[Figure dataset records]
****

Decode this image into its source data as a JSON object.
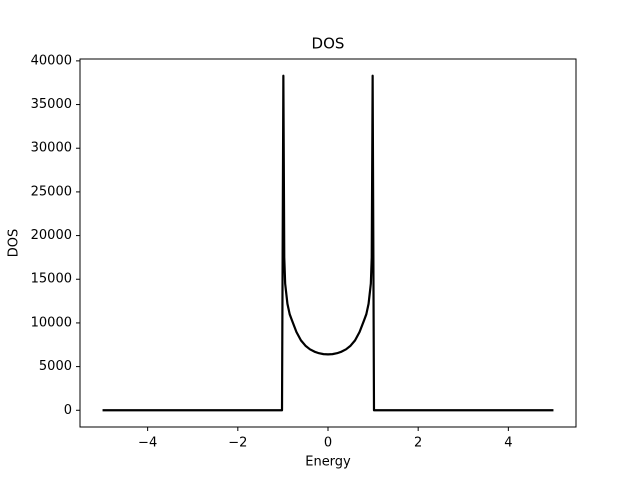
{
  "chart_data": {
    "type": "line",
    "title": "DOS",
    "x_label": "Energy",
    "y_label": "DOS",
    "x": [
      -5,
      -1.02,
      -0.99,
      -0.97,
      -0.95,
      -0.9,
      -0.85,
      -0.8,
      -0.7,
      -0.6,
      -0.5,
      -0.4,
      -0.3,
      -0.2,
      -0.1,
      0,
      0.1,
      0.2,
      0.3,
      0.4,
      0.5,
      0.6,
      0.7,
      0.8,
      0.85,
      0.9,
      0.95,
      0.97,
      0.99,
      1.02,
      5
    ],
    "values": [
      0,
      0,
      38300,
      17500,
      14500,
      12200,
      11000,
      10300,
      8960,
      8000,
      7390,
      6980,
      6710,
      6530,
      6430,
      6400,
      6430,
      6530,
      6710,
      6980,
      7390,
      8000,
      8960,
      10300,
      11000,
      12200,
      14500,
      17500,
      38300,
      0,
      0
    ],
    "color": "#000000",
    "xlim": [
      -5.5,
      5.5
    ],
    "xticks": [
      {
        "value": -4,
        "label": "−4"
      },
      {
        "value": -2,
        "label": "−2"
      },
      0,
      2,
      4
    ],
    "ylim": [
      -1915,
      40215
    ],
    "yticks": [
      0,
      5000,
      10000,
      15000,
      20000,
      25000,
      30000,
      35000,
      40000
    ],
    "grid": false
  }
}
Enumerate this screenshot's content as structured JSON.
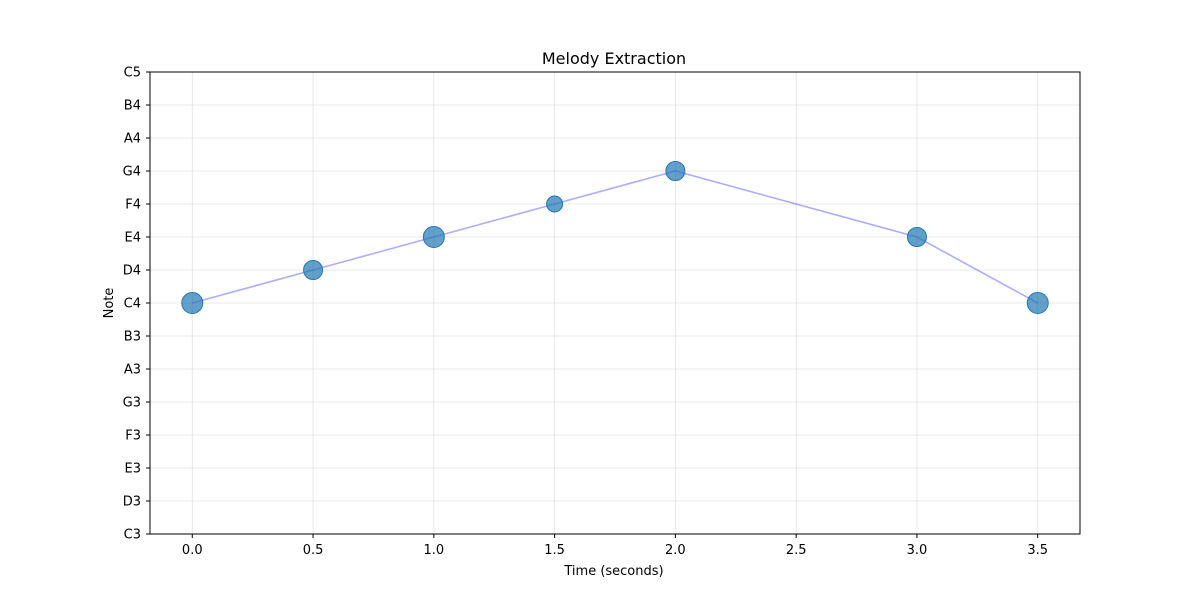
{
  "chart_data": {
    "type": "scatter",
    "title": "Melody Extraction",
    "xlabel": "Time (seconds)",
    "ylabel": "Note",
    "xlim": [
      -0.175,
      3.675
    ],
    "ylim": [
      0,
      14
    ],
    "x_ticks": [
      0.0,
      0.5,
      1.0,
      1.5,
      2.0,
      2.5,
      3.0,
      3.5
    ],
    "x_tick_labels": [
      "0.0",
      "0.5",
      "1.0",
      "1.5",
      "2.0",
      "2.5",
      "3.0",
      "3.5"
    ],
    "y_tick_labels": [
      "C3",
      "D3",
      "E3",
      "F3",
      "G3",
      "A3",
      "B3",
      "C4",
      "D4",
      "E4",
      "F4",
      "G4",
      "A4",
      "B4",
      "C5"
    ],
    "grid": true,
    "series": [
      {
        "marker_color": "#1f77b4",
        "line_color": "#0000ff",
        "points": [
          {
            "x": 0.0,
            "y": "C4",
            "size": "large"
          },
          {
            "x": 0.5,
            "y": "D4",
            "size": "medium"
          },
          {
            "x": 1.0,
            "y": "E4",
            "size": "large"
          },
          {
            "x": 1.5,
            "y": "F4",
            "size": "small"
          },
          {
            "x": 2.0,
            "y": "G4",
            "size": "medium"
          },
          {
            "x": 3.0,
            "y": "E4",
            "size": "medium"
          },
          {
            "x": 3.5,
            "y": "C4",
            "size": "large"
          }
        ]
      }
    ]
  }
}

****

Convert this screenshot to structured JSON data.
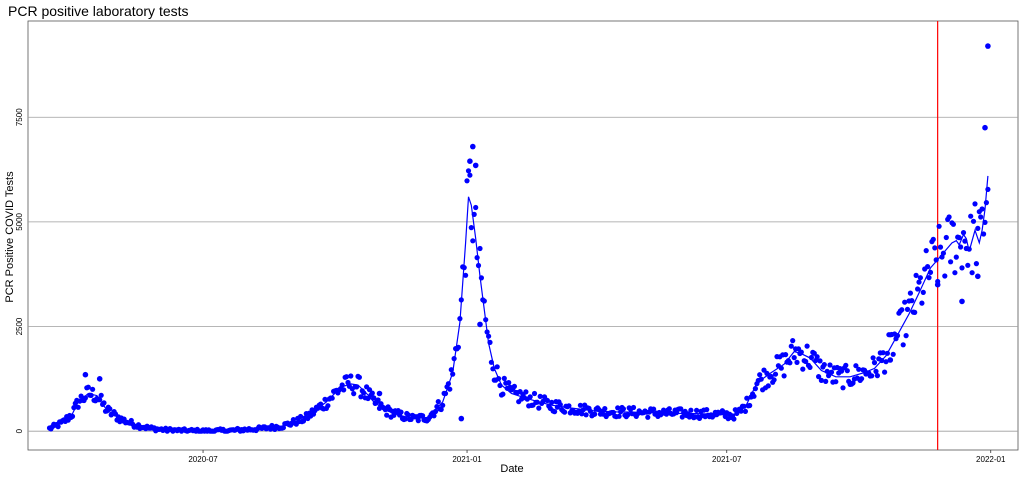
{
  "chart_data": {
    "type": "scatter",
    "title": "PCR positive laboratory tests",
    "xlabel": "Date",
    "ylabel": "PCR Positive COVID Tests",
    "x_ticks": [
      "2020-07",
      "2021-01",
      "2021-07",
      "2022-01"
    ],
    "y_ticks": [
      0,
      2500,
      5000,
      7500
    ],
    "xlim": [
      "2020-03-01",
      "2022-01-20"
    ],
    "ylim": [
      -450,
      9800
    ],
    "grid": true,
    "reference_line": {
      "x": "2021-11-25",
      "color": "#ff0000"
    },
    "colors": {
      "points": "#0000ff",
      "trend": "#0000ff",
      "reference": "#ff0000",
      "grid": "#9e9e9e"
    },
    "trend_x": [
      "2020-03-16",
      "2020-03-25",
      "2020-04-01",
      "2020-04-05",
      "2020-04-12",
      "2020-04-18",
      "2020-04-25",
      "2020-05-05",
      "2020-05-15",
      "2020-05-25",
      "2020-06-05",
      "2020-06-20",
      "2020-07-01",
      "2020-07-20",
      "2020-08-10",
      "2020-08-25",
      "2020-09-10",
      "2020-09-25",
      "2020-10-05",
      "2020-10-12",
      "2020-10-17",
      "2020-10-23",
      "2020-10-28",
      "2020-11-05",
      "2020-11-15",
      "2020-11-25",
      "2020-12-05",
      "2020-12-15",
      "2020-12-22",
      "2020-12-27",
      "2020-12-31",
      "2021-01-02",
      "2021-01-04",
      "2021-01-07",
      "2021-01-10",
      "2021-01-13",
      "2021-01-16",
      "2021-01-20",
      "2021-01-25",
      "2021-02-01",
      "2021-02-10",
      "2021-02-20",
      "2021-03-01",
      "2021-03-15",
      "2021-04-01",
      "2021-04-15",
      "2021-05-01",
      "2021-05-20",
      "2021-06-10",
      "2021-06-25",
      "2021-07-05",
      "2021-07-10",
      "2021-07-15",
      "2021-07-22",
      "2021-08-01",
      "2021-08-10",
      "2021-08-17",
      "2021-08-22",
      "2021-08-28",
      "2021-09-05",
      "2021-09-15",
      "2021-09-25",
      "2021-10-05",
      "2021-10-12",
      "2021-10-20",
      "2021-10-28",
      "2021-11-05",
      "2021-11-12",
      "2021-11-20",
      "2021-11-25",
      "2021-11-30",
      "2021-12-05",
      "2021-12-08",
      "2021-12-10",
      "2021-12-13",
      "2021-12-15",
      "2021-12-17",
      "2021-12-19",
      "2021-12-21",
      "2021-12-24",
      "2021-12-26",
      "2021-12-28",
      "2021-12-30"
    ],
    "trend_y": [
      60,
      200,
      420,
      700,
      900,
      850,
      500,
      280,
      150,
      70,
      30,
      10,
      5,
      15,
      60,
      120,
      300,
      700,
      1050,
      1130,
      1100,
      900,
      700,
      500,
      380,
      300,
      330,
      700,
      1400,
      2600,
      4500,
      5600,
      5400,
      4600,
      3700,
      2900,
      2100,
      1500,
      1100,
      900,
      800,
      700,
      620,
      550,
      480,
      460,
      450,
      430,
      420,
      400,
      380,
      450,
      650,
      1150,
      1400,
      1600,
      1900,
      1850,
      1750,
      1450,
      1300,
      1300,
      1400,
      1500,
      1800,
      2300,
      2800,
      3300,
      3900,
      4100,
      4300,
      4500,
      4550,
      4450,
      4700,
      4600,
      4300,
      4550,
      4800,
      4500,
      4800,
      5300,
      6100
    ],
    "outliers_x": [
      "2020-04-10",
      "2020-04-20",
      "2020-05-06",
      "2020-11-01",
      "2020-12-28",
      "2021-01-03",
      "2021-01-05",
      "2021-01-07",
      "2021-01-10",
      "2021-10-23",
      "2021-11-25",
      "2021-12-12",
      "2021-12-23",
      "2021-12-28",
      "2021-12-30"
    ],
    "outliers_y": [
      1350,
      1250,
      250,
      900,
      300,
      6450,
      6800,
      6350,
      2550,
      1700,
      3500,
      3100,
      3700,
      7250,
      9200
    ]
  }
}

****

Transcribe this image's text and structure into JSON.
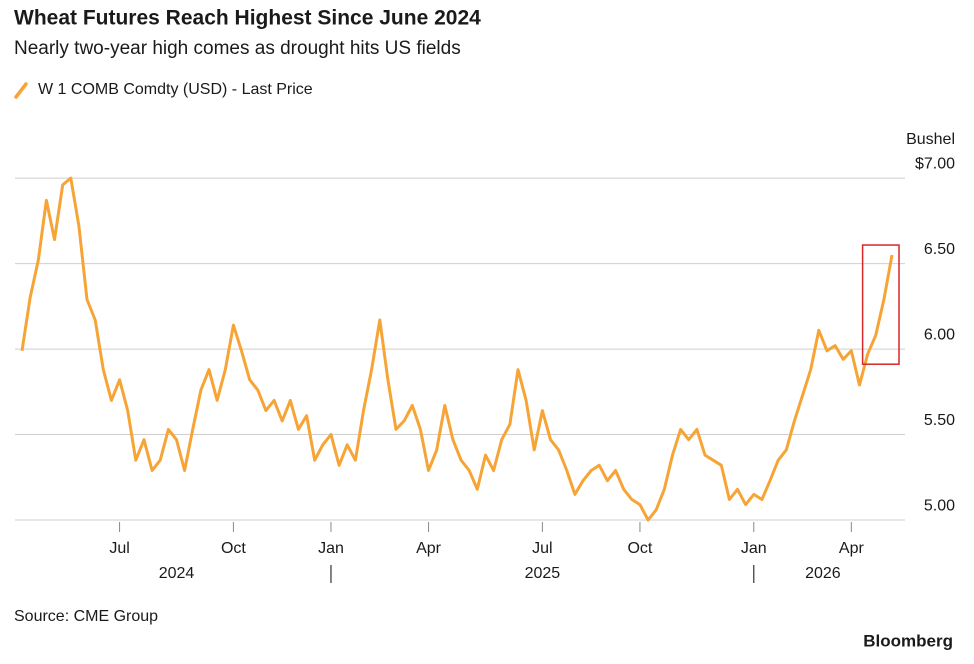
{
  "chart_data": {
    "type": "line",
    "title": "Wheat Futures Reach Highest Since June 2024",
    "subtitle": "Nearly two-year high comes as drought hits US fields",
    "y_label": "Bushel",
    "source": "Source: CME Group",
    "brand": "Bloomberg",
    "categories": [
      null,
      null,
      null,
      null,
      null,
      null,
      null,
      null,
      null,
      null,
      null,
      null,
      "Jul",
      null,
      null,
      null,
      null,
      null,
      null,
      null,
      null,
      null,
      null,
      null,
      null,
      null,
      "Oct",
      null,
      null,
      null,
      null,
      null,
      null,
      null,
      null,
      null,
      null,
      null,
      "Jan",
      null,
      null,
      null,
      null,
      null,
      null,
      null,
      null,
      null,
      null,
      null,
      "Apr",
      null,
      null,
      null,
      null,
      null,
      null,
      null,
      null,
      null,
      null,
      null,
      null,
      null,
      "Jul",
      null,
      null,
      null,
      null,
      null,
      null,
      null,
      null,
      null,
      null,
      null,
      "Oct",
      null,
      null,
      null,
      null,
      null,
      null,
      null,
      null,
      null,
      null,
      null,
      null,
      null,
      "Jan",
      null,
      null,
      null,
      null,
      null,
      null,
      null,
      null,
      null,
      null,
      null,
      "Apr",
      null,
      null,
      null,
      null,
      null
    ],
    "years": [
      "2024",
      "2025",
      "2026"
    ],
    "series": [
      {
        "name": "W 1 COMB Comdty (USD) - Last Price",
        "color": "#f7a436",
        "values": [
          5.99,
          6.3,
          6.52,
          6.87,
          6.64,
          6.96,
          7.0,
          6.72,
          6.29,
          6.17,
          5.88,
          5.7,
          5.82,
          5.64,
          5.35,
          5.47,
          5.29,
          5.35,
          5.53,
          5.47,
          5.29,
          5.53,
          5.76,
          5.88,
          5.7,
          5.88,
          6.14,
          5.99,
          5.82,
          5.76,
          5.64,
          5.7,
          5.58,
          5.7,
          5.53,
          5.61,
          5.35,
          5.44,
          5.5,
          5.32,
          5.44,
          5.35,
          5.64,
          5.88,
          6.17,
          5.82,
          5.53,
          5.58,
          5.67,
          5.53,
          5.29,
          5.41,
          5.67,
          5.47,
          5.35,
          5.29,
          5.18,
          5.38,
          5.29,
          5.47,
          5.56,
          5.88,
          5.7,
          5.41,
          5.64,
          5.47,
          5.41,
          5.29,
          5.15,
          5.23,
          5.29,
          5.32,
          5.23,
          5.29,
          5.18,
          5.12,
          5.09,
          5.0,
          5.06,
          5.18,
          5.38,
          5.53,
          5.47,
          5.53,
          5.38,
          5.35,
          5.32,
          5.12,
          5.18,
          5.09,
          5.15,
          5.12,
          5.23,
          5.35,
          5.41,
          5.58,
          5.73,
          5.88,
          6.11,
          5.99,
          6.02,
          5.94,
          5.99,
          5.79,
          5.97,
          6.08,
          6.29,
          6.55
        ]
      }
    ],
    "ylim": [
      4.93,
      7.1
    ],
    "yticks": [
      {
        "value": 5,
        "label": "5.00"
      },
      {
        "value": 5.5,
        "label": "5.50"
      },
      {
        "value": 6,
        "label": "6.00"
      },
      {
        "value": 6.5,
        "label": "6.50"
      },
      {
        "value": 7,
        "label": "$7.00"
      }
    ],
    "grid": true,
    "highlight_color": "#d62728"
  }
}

****

● **EXERCISE GOAL**:
Pull out every line above that holds the word "JSON".

● **COMPLETED EXERCISE**:
Decode this image into its source data as a JSON object.
Enumerate this screenshot's content as structured JSON.
Convert this screenshot to structured JSON data.
Transcribe this image's text and structure into JSON.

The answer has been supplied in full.